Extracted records
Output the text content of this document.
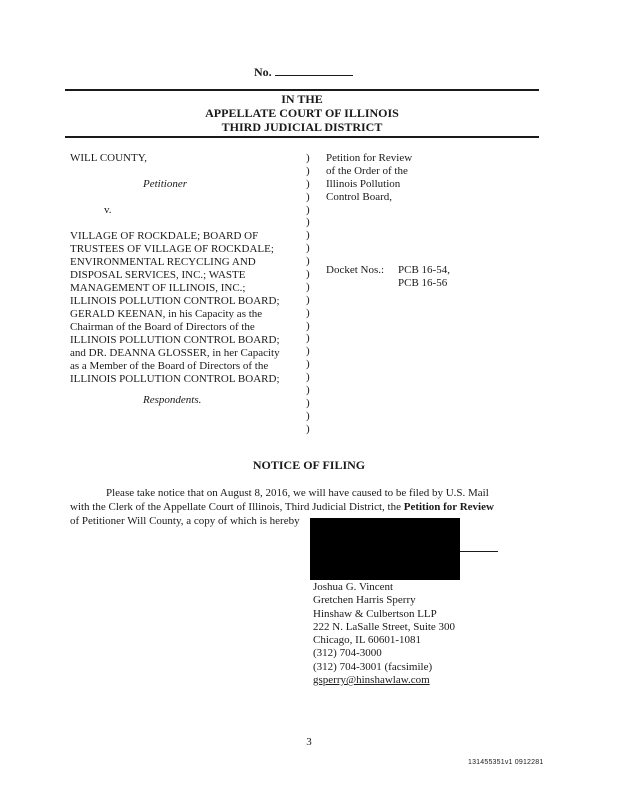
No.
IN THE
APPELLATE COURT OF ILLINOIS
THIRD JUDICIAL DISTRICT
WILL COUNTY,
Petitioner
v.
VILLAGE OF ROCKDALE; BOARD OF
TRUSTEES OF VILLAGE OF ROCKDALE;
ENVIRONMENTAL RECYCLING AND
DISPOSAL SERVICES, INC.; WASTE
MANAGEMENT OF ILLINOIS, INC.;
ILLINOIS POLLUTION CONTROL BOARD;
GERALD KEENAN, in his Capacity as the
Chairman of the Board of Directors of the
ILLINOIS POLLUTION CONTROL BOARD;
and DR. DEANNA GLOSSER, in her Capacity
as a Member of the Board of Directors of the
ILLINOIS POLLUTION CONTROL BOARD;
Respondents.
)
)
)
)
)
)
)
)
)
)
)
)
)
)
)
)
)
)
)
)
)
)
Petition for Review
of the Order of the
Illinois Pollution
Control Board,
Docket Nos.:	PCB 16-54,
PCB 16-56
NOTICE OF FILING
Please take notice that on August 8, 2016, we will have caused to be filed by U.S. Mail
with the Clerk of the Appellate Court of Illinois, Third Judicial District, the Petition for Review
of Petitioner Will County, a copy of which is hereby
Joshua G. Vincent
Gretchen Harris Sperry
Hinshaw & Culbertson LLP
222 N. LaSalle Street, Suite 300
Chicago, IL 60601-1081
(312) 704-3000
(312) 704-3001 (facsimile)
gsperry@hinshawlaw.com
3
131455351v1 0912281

Prompt: Look through the entries above. Extract each line with the word "Capacity".

Task solution:
GERALD KEENAN, in his Capacity as the
and DR. DEANNA GLOSSER, in her Capacity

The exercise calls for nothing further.